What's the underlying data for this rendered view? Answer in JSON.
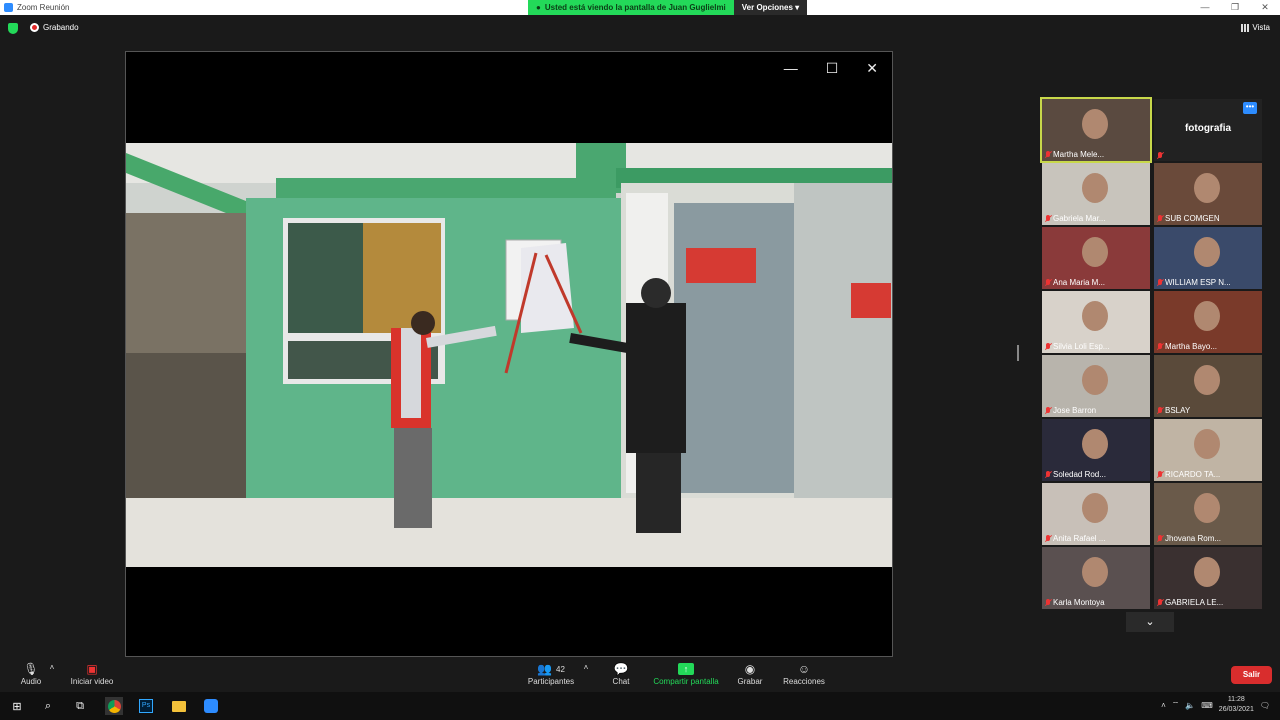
{
  "window": {
    "title": "Zoom Reunión"
  },
  "share_banner": {
    "text": "Usted está viendo la pantalla de Juan Guglielmi",
    "options_label": "Ver Opciones"
  },
  "topbar": {
    "recording_label": "Grabando",
    "view_label": "Vista"
  },
  "participants": [
    {
      "name": "Martha Mele...",
      "kind": "video",
      "active": true
    },
    {
      "name": "fotografia",
      "kind": "name-only"
    },
    {
      "name": "Gabriela Mar...",
      "kind": "video"
    },
    {
      "name": "SUB COMGEN",
      "kind": "video"
    },
    {
      "name": "Ana Maria M...",
      "kind": "video"
    },
    {
      "name": "WILLIAM ESP N...",
      "kind": "video"
    },
    {
      "name": "Silvia Loli Esp...",
      "kind": "video"
    },
    {
      "name": "Martha Bayo...",
      "kind": "video"
    },
    {
      "name": "Jose Barron",
      "kind": "video"
    },
    {
      "name": "BSLAY",
      "kind": "video"
    },
    {
      "name": "Soledad Rod...",
      "kind": "video"
    },
    {
      "name": "RICARDO TA...",
      "kind": "video"
    },
    {
      "name": "Anita Rafael ...",
      "kind": "video"
    },
    {
      "name": "Jhovana Rom...",
      "kind": "video"
    },
    {
      "name": "Karla Montoya",
      "kind": "video"
    },
    {
      "name": "GABRIELA LE...",
      "kind": "video"
    }
  ],
  "toolbar": {
    "audio_label": "Audio",
    "video_label": "Iniciar video",
    "participants_label": "Participantes",
    "participants_count": "42",
    "chat_label": "Chat",
    "share_label": "Compartir pantalla",
    "record_label": "Grabar",
    "reactions_label": "Reacciones",
    "leave_label": "Salir"
  },
  "taskbar": {
    "time": "11:28",
    "date": "26/03/2021"
  },
  "colors": {
    "accent_green": "#23d959",
    "zoom_blue": "#2d8cff",
    "leave_red": "#d92d2d"
  }
}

+++

__Your instructions__: Make an exact copy of the records shown above, without the pictures.

__Complete response__:
What's the underlying data for this rendered view? Answer in JSON.
{
  "window": {
    "title": "Zoom Reunión"
  },
  "share_banner": {
    "text": "Usted está viendo la pantalla de Juan Guglielmi",
    "options_label": "Ver Opciones"
  },
  "topbar": {
    "recording_label": "Grabando",
    "view_label": "Vista"
  },
  "participants": [
    {
      "name": "Martha Mele...",
      "kind": "video",
      "active": true
    },
    {
      "name": "fotografia",
      "kind": "name-only"
    },
    {
      "name": "Gabriela Mar...",
      "kind": "video"
    },
    {
      "name": "SUB COMGEN",
      "kind": "video"
    },
    {
      "name": "Ana Maria M...",
      "kind": "video"
    },
    {
      "name": "WILLIAM ESP N...",
      "kind": "video"
    },
    {
      "name": "Silvia Loli Esp...",
      "kind": "video"
    },
    {
      "name": "Martha Bayo...",
      "kind": "video"
    },
    {
      "name": "Jose Barron",
      "kind": "video"
    },
    {
      "name": "BSLAY",
      "kind": "video"
    },
    {
      "name": "Soledad Rod...",
      "kind": "video"
    },
    {
      "name": "RICARDO TA...",
      "kind": "video"
    },
    {
      "name": "Anita Rafael ...",
      "kind": "video"
    },
    {
      "name": "Jhovana Rom...",
      "kind": "video"
    },
    {
      "name": "Karla Montoya",
      "kind": "video"
    },
    {
      "name": "GABRIELA LE...",
      "kind": "video"
    }
  ],
  "toolbar": {
    "audio_label": "Audio",
    "video_label": "Iniciar video",
    "participants_label": "Participantes",
    "participants_count": "42",
    "chat_label": "Chat",
    "share_label": "Compartir pantalla",
    "record_label": "Grabar",
    "reactions_label": "Reacciones",
    "leave_label": "Salir"
  },
  "taskbar": {
    "time": "11:28",
    "date": "26/03/2021"
  },
  "colors": {
    "accent_green": "#23d959",
    "zoom_blue": "#2d8cff",
    "leave_red": "#d92d2d"
  }
}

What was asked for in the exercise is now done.